**GIVEN PASSAGE**.
You can run all of these tests on try with ./mach try perf --alert 47445

The following documentation link provides more information about this command.

Flags: needinfo?(bthrall)

Set release status flags based on info from the regressing bug 1966196

Duplicate of this bug: 2000356

:iain, this is apparently caused by increasing the environment coordinate hops bitwidth to 16. What is your take on whether we should accept this performance change? How important is aytrace-private-class-fields in the grand scheme of things?

Flags: needinfo?(bthrall) → needinfo?(iireland)
Blocks: sm-jits

Am I reading this correctly that this is a 13% regression on Linux/Mac, but a 13% improvement on Windows? That's a very weird outcome.

Re-reading the patch, I would not expect it to have any meaningful impact on the behaviour of this benchmark. I would expect this benchmark to be dominated by Ion code. (A quick local run shows 90% of my profile spent in Ion code, which if anything undercounts the fraction of measured time in Ion.) Nothing in the patch seems like it should affect anything that isn't actively looking at bytecode.

**ACTIVITY 1**. In the bug discussion, what change is the performance shift apparently caused by?
**ACTIVITY 2**. Extract the text of the bug discussion between "Re-reading the patch, I" and "looking at bytecode.", inclusive.
**ACTIVITY 3**. Name every operating system mentioned in the bug discussion.

**GIVEN ENTRIES**.
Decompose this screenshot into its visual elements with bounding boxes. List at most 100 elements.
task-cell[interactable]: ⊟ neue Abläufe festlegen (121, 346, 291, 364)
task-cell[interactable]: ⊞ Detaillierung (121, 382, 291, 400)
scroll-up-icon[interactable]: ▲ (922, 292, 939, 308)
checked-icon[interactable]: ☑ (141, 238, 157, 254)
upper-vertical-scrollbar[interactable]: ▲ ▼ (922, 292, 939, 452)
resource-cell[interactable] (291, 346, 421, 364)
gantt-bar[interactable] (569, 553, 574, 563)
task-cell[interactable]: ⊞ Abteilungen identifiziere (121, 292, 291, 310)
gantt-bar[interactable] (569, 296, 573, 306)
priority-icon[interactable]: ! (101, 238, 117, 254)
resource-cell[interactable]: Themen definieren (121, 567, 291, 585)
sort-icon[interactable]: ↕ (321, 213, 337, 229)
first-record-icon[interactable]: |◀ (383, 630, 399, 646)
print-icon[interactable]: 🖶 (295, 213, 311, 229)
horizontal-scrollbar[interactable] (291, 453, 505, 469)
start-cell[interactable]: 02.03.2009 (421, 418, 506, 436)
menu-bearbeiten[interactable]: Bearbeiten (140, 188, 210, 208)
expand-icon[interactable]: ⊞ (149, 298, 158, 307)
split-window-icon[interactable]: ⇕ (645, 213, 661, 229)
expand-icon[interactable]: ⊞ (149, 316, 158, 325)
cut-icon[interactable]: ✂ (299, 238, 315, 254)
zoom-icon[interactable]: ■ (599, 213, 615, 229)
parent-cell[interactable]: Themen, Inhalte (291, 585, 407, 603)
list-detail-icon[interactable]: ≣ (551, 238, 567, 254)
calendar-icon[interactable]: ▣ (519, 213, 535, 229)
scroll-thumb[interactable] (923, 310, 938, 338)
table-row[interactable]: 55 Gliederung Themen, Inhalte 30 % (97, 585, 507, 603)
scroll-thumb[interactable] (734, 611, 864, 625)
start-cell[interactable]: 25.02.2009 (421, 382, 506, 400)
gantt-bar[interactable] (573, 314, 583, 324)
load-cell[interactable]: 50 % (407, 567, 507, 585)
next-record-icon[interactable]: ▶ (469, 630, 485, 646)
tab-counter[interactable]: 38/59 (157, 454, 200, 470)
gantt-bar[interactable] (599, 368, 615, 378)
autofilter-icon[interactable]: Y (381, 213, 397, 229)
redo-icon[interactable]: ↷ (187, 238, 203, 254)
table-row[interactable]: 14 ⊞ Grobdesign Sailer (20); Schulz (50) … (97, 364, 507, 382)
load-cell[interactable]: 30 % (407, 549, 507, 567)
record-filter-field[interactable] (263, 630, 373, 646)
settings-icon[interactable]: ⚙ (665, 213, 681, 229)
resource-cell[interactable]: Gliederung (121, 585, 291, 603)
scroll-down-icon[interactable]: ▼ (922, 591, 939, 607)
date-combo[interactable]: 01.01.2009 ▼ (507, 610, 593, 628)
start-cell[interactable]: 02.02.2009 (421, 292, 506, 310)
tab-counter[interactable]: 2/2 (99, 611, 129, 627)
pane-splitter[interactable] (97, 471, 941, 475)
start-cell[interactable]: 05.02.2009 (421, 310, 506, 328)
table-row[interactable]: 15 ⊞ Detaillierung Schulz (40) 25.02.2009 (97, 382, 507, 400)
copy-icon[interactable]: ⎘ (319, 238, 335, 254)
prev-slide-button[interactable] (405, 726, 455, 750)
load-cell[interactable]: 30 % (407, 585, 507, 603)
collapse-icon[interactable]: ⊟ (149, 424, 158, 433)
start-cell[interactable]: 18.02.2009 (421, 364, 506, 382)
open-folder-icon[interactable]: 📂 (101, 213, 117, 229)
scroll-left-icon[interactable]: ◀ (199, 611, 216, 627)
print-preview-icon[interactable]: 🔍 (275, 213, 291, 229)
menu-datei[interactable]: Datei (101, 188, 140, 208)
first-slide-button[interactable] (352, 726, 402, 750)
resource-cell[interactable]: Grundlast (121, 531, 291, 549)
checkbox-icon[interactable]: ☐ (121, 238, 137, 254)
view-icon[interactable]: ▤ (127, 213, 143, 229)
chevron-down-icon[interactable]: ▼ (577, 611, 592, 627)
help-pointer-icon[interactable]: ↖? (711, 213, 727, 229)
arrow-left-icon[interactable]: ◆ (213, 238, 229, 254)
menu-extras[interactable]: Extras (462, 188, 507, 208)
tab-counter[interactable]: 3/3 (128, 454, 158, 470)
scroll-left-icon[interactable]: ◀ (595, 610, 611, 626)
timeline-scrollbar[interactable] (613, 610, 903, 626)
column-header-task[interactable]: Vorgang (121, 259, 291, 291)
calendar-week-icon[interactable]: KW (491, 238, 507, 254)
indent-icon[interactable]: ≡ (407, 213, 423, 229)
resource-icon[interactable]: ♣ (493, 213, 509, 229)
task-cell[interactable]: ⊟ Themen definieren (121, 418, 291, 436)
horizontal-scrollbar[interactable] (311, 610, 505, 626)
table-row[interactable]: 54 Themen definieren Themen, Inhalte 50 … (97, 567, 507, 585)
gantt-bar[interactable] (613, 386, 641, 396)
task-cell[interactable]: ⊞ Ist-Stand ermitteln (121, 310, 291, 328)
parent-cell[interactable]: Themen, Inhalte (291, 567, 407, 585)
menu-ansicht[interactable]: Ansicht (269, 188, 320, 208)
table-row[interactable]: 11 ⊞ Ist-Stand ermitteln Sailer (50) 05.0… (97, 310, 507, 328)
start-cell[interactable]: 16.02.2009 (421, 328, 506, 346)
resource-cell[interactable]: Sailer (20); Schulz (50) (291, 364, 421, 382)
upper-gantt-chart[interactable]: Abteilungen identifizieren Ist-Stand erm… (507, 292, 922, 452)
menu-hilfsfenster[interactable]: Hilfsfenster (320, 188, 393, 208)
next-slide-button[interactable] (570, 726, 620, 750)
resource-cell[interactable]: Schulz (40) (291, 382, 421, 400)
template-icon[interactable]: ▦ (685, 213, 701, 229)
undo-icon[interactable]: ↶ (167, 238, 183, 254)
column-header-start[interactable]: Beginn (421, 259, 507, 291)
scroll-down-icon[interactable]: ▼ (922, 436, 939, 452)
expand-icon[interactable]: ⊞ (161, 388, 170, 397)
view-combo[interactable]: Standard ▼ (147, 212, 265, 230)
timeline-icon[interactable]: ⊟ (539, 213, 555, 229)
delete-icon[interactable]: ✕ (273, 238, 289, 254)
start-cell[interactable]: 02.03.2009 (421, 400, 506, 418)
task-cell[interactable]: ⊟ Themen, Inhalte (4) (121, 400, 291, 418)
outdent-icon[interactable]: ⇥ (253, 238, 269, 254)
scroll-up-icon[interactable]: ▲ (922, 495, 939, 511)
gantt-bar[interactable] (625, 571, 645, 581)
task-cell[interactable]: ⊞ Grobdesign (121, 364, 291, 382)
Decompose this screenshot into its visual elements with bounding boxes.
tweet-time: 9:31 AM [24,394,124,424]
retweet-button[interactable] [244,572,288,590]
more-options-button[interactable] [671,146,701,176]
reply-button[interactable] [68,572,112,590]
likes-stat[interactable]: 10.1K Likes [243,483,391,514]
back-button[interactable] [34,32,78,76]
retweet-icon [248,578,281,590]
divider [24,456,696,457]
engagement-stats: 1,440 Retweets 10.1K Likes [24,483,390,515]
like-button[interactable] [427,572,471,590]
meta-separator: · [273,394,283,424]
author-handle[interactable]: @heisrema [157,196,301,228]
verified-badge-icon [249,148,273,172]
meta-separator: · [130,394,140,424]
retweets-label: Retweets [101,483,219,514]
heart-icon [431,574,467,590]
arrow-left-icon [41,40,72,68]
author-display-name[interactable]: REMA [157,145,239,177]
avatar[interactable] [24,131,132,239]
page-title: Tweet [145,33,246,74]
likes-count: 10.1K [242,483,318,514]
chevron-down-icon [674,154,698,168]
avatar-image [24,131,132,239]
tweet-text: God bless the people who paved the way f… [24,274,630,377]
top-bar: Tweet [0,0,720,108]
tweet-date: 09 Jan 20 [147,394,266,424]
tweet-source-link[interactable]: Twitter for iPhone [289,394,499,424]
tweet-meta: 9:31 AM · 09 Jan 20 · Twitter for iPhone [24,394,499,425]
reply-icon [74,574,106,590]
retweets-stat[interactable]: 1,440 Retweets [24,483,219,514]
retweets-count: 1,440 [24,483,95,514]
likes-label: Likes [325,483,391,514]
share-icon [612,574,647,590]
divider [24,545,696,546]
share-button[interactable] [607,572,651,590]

**PROBLEM SOLUTION 1**. Increasing the environment coordinate hops bitwidth to 16.

**PROBLEM SOLUTION 2**.
Re-reading the patch, I would not expect it to have any meaningful impact on the behaviour of this benchmark. I would expect this benchmark to be dominated by Ion code. (A quick local run shows 90% of my profile spent in Ion code, which if anything undercounts the fraction of measured time in Ion.) Nothing in the patch seems like it should affect anything that isn't actively looking at bytecode.

**PROBLEM SOLUTION 3**. Linux, Mac, Windows